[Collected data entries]

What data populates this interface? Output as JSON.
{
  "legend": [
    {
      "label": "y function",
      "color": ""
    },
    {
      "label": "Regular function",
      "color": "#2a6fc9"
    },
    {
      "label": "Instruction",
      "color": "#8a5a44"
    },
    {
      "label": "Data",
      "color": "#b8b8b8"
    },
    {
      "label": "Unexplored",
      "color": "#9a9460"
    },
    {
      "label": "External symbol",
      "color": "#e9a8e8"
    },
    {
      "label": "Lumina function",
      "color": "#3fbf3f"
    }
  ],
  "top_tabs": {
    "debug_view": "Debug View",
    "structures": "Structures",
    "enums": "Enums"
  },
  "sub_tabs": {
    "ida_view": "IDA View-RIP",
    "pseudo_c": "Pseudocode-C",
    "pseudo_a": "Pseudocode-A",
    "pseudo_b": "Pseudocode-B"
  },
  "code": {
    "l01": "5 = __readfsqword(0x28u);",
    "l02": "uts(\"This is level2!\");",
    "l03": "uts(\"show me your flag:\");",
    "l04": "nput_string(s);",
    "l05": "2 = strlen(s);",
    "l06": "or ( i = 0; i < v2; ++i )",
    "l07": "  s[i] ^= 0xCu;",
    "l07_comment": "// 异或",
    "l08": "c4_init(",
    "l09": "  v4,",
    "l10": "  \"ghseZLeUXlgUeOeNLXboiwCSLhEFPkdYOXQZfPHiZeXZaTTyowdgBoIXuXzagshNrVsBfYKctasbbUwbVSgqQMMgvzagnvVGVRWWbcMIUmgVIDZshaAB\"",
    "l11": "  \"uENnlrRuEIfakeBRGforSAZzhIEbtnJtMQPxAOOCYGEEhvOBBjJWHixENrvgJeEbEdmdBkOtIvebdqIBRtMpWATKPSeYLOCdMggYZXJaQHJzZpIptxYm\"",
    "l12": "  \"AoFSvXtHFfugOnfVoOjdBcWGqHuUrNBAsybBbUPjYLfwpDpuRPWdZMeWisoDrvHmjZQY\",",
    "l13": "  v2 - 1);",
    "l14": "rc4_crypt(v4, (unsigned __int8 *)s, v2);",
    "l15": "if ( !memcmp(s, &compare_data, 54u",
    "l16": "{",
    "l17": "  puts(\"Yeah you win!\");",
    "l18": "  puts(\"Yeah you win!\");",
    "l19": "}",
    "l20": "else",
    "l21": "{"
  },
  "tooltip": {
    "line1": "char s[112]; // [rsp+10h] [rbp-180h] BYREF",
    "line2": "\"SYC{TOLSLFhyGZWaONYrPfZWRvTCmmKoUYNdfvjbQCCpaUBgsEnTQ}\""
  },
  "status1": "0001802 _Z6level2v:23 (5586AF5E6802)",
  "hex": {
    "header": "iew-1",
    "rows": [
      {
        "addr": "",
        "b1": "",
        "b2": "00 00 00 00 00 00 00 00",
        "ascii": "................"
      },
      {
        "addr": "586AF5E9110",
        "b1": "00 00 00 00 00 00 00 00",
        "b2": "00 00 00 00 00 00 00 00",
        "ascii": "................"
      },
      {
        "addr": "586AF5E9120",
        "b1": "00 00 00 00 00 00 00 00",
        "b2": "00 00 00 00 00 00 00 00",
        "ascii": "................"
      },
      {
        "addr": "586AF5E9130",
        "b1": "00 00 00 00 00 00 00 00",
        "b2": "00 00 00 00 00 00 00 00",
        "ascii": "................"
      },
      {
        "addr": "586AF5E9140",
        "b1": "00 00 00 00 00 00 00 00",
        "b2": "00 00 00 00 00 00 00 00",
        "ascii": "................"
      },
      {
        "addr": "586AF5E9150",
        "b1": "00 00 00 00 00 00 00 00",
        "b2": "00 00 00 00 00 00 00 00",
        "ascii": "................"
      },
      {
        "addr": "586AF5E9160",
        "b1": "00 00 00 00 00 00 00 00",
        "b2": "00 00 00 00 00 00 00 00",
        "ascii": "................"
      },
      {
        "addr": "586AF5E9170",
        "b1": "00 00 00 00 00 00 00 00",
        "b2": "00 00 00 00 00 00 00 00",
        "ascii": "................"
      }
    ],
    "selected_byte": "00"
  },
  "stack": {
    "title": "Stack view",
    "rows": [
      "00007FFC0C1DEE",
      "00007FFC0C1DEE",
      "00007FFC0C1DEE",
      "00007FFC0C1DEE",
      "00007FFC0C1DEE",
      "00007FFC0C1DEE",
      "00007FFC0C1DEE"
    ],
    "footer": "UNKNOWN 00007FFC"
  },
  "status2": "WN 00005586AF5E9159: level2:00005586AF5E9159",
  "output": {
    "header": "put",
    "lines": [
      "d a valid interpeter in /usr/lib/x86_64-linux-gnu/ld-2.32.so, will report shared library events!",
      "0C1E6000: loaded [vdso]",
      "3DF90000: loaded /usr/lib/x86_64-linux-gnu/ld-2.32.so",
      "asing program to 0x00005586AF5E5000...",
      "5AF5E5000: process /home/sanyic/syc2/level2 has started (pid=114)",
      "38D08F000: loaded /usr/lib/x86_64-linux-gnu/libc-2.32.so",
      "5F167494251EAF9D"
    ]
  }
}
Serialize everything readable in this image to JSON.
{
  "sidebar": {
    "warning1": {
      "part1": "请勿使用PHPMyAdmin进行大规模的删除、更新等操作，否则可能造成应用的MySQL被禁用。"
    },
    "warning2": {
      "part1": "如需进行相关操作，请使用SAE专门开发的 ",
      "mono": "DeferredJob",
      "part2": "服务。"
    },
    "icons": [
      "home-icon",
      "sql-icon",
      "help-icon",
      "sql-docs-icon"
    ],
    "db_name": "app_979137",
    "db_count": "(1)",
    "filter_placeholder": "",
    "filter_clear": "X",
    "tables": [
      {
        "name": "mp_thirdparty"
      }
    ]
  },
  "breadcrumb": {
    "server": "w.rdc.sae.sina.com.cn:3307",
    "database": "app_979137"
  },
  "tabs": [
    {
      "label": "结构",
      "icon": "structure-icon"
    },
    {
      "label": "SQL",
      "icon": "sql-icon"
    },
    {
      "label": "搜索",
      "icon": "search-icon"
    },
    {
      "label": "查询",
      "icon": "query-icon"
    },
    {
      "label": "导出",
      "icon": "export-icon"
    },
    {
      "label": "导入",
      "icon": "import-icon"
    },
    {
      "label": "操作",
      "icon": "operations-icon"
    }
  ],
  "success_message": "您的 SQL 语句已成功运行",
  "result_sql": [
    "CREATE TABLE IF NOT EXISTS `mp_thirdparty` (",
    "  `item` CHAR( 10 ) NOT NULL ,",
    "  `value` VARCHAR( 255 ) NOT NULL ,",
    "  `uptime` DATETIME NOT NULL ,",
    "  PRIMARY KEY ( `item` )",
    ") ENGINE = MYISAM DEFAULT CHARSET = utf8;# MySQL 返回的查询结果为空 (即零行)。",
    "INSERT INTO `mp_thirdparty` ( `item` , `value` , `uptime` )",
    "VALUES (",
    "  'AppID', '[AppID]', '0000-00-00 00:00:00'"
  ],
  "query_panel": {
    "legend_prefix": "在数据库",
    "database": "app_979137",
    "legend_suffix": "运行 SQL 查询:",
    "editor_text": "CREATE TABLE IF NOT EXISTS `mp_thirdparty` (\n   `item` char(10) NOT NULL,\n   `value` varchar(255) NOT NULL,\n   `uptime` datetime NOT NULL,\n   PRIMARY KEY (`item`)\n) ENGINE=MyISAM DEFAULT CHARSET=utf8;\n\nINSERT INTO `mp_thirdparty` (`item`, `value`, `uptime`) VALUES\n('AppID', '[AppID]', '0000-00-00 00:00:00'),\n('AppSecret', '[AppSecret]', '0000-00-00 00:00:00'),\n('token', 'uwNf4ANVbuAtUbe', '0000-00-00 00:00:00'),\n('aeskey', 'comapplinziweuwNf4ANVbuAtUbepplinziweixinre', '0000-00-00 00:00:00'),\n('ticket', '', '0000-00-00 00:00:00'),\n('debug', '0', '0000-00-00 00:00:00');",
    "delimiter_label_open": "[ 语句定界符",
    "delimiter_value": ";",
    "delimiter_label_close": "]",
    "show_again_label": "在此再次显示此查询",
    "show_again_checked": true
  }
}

Exercise aim. Locate each line with the word "EXISTS" and copy it.

Result.
    "CREATE TABLE IF NOT EXISTS `mp_thirdparty` (",
    "editor_text": "CREATE TABLE IF NOT EXISTS `mp_thirdparty` (\n   `item` char(10) NOT NULL,\n   `value` varchar(255) NOT NULL,\n   `uptime` datetime NOT NULL,\n   PRIMARY KEY (`item`)\n) ENGINE=MyISAM DEFAULT CHARSET=utf8;\n\nINSERT INTO `mp_thirdparty` (`item`, `value`, `uptime`) VALUES\n('AppID', '[AppID]', '0000-00-00 00:00:00'),\n('AppSecret', '[AppSecret]', '0000-00-00 00:00:00'),\n('token', 'uwNf4ANVbuAtUbe', '0000-00-00 00:00:00'),\n('aeskey', 'comapplinziweuwNf4ANVbuAtUbepplinziweixinre', '0000-00-00 00:00:00'),\n('ticket', '', '0000-00-00 00:00:00'),\n('debug', '0', '0000-00-00 00:00:00');",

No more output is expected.